Scan the lines below; pull out those with "фасада".

· · · ·

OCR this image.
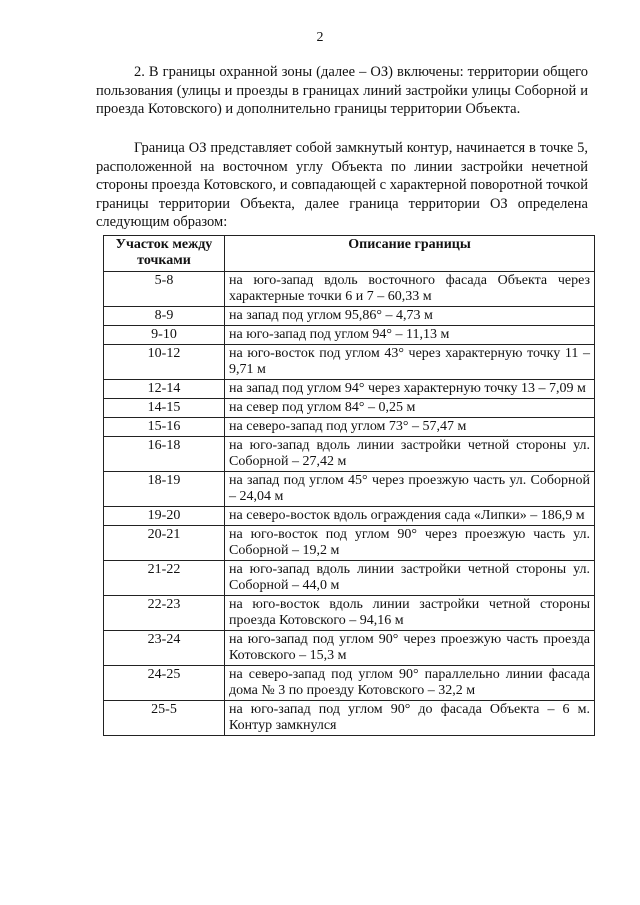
2

2. В границы охранной зоны (далее – ОЗ) включены: территории общего пользования (улицы и проезды в границах линий застройки улицы Соборной и проезда Котовского) и дополнительно границы территории Объекта.

Граница ОЗ представляет собой замкнутый контур, начинается в точке 5, расположенной на восточном углу Объекта по линии застройки нечетной стороны проезда Котовского, и совпадающей с характерной поворотной точкой границы территории Объекта, далее граница территории ОЗ определена следующим образом:

Участок между точками	Описание границы
5-8	на юго-запад вдоль восточного фасада Объекта через характерные точки 6 и 7 – 60,33 м
8-9	на запад под углом 95,86° – 4,73 м
9-10	на юго-запад под углом 94° – 11,13 м
10-12	на юго-восток под углом 43° через характерную точку 11 – 9,71 м
12-14	на запад под углом 94° через характерную точку 13 – 7,09 м
14-15	на север под углом 84° – 0,25 м
15-16	на северо-запад под углом 73° – 57,47 м
16-18	на юго-запад вдоль линии застройки четной стороны ул. Соборной – 27,42 м
18-19	на запад под углом 45° через проезжую часть ул. Соборной – 24,04 м
19-20	на северо-восток вдоль ограждения сада «Липки» – 186,9 м
20-21	на юго-восток под углом 90° через проезжую часть ул. Соборной – 19,2 м
21-22	на юго-запад вдоль линии застройки четной стороны ул. Соборной – 44,0 м
22-23	на юго-восток вдоль линии застройки четной стороны проезда Котовского – 94,16 м
23-24	на юго-запад под углом 90° через проезжую часть проезда Котовского – 15,3 м
24-25	на северо-запад под углом 90° параллельно линии фасада дома № 3 по проезду Котовского – 32,2 м
25-5	на юго-запад под углом 90° до фасада Объекта – 6 м. Контур замкнулся
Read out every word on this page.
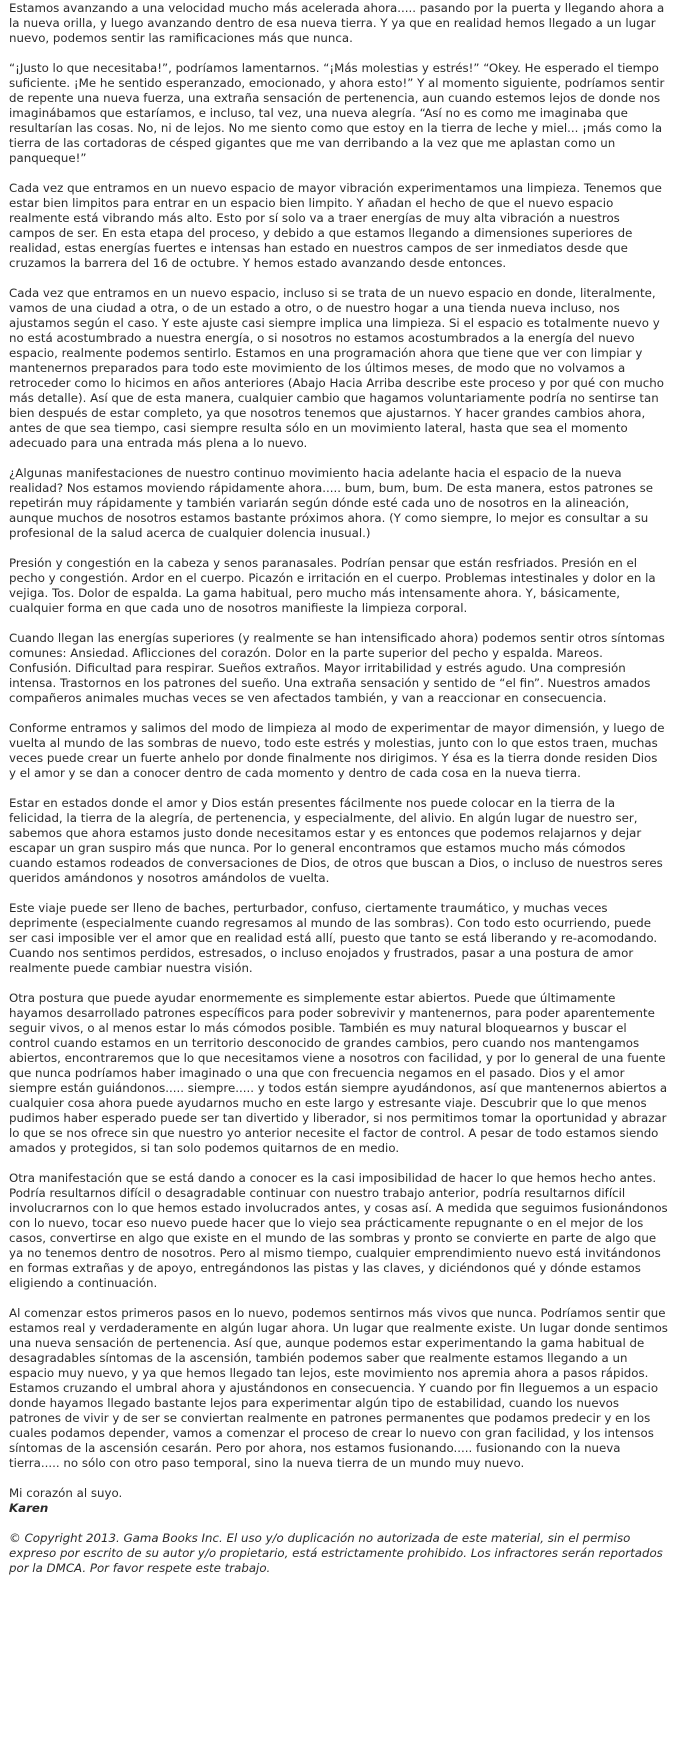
Estamos avanzando a una velocidad mucho más acelerada ahora..... pasando por la puerta y llegando ahora a la nueva orilla, y luego avanzando dentro de esa nueva tierra. Y ya que en realidad hemos llegado a un lugar nuevo, podemos sentir las ramificaciones más que nunca.

“¡Justo lo que necesitaba!”, podríamos lamentarnos. “¡Más molestias y estrés!” “Okey. He esperado el tiempo suficiente. ¡Me he sentido esperanzado, emocionado, y ahora esto!” Y al momento siguiente, podríamos sentir de repente una nueva fuerza, una extraña sensación de pertenencia, aun cuando estemos lejos de donde nos imaginábamos que estaríamos, e incluso, tal vez, una nueva alegría. “Así no es como me imaginaba que resultarían las cosas. No, ni de lejos. No me siento como que estoy en la tierra de leche y miel... ¡más como la tierra de las cortadoras de césped gigantes que me van derribando a la vez que me aplastan como un panqueque!”

Cada vez que entramos en un nuevo espacio de mayor vibración experimentamos una limpieza. Tenemos que estar bien limpitos para entrar en un espacio bien limpito. Y añadan el hecho de que el nuevo espacio realmente está vibrando más alto. Esto por sí solo va a traer energías de muy alta vibración a nuestros campos de ser. En esta etapa del proceso, y debido a que estamos llegando a dimensiones superiores de realidad, estas energías fuertes e intensas han estado en nuestros campos de ser inmediatos desde que cruzamos la barrera del 16 de octubre. Y hemos estado avanzando desde entonces.

Cada vez que entramos en un nuevo espacio, incluso si se trata de un nuevo espacio en donde, literalmente, vamos de una ciudad a otra, o de un estado a otro, o de nuestro hogar a una tienda nueva incluso, nos ajustamos según el caso. Y este ajuste casi siempre implica una limpieza. Si el espacio es totalmente nuevo y no está acostumbrado a nuestra energía, o si nosotros no estamos acostumbrados a la energía del nuevo espacio, realmente podemos sentirlo. Estamos en una programación ahora que tiene que ver con limpiar y mantenernos preparados para todo este movimiento de los últimos meses, de modo que no volvamos a retroceder como lo hicimos en años anteriores (Abajo Hacia Arriba describe este proceso y por qué con mucho más detalle). Así que de esta manera, cualquier cambio que hagamos voluntariamente podría no sentirse tan bien después de estar completo, ya que nosotros tenemos que ajustarnos. Y hacer grandes cambios ahora, antes de que sea tiempo, casi siempre resulta sólo en un movimiento lateral, hasta que sea el momento adecuado para una entrada más plena a lo nuevo.

¿Algunas manifestaciones de nuestro continuo movimiento hacia adelante hacia el espacio de la nueva realidad? Nos estamos moviendo rápidamente ahora..... bum, bum, bum. De esta manera, estos patrones se repetirán muy rápidamente y también variarán según dónde esté cada uno de nosotros en la alineación, aunque muchos de nosotros estamos bastante próximos ahora. (Y como siempre, lo mejor es consultar a su profesional de la salud acerca de cualquier dolencia inusual.)

Presión y congestión en la cabeza y senos paranasales. Podrían pensar que están resfriados. Presión en el pecho y congestión. Ardor en el cuerpo. Picazón e irritación en el cuerpo. Problemas intestinales y dolor en la vejiga. Tos. Dolor de espalda. La gama habitual, pero mucho más intensamente ahora. Y, básicamente, cualquier forma en que cada uno de nosotros manifieste la limpieza corporal.

Cuando llegan las energías superiores (y realmente se han intensificado ahora) podemos sentir otros síntomas comunes: Ansiedad. Aflicciones del corazón. Dolor en la parte superior del pecho y espalda. Mareos. Confusión. Dificultad para respirar. Sueños extraños. Mayor irritabilidad y estrés agudo. Una compresión intensa. Trastornos en los patrones del sueño. Una extraña sensación y sentido de “el fin”. Nuestros amados compañeros animales muchas veces se ven afectados también, y van a reaccionar en consecuencia.

Conforme entramos y salimos del modo de limpieza al modo de experimentar de mayor dimensión, y luego de vuelta al mundo de las sombras de nuevo, todo este estrés y molestias, junto con lo que estos traen, muchas veces puede crear un fuerte anhelo por donde finalmente nos dirigimos. Y ésa es la tierra donde residen Dios y el amor y se dan a conocer dentro de cada momento y dentro de cada cosa en la nueva tierra.

Estar en estados donde el amor y Dios están presentes fácilmente nos puede colocar en la tierra de la felicidad, la tierra de la alegría, de pertenencia, y especialmente, del alivio. En algún lugar de nuestro ser, sabemos que ahora estamos justo donde necesitamos estar y es entonces que podemos relajarnos y dejar escapar un gran suspiro más que nunca. Por lo general encontramos que estamos mucho más cómodos cuando estamos rodeados de conversaciones de Dios, de otros que buscan a Dios, o incluso de nuestros seres queridos amándonos y nosotros amándolos de vuelta.

Este viaje puede ser lleno de baches, perturbador, confuso, ciertamente traumático, y muchas veces deprimente (especialmente cuando regresamos al mundo de las sombras). Con todo esto ocurriendo, puede ser casi imposible ver el amor que en realidad está allí, puesto que tanto se está liberando y re-acomodando. Cuando nos sentimos perdidos, estresados, o incluso enojados y frustrados, pasar a una postura de amor realmente puede cambiar nuestra visión.

Otra postura que puede ayudar enormemente es simplemente estar abiertos. Puede que últimamente hayamos desarrollado patrones específicos para poder sobrevivir y mantenernos, para poder aparentemente seguir vivos, o al menos estar lo más cómodos posible. También es muy natural bloquearnos y buscar el control cuando estamos en un territorio desconocido de grandes cambios, pero cuando nos mantengamos abiertos, encontraremos que lo que necesitamos viene a nosotros con facilidad, y por lo general de una fuente que nunca podríamos haber imaginado o una que con frecuencia negamos en el pasado. Dios y el amor siempre están guiándonos..... siempre..... y todos están siempre ayudándonos, así que mantenernos abiertos a cualquier cosa ahora puede ayudarnos mucho en este largo y estresante viaje. Descubrir que lo que menos pudimos haber esperado puede ser tan divertido y liberador, si nos permitimos tomar la oportunidad y abrazar lo que se nos ofrece sin que nuestro yo anterior necesite el factor de control. A pesar de todo estamos siendo amados y protegidos, si tan solo podemos quitarnos de en medio.

Otra manifestación que se está dando a conocer es la casi imposibilidad de hacer lo que hemos hecho antes. Podría resultarnos difícil o desagradable continuar con nuestro trabajo anterior, podría resultarnos difícil involucrarnos con lo que hemos estado involucrados antes, y cosas así. A medida que seguimos fusionándonos con lo nuevo, tocar eso nuevo puede hacer que lo viejo sea prácticamente repugnante o en el mejor de los casos, convertirse en algo que existe en el mundo de las sombras y pronto se convierte en parte de algo que ya no tenemos dentro de nosotros. Pero al mismo tiempo, cualquier emprendimiento nuevo está invitándonos en formas extrañas y de apoyo, entregándonos las pistas y las claves, y diciéndonos qué y dónde estamos eligiendo a continuación.

Al comenzar estos primeros pasos en lo nuevo, podemos sentirnos más vivos que nunca. Podríamos sentir que estamos real y verdaderamente en algún lugar ahora. Un lugar que realmente existe. Un lugar donde sentimos una nueva sensación de pertenencia. Así que, aunque podemos estar experimentando la gama habitual de desagradables síntomas de la ascensión, también podemos saber que realmente estamos llegando a un espacio muy nuevo, y ya que hemos llegado tan lejos, este movimiento nos apremia ahora a pasos rápidos. Estamos cruzando el umbral ahora y ajustándonos en consecuencia. Y cuando por fin lleguemos a un espacio donde hayamos llegado bastante lejos para experimentar algún tipo de estabilidad, cuando los nuevos patrones de vivir y de ser se conviertan realmente en patrones permanentes que podamos predecir y en los cuales podamos depender, vamos a comenzar el proceso de crear lo nuevo con gran facilidad, y los intensos síntomas de la ascensión cesarán. Pero por ahora, nos estamos fusionando..... fusionando con la nueva tierra..... no sólo con otro paso temporal, sino la nueva tierra de un mundo muy nuevo.

Mi corazón al suyo.
Karen

© Copyright 2013. Gama Books Inc. El uso y/o duplicación no autorizada de este material, sin el permiso expreso por escrito de su autor y/o propietario, está estrictamente prohibido. Los infractores serán reportados por la DMCA. Por favor respete este trabajo.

· · · ·

• _Task solution_:
5-8	на юго-запад вдоль восточного фасада Объекта через характерные точки 6 и 7 – 60,33 м
24-25	на северо-запад под углом 90° параллельно линии фасада дома № 3 по проезду Котовского – 32,2 м
25-5	на юго-запад под углом 90° до фасада Объекта – 6 м. Контур замкнулся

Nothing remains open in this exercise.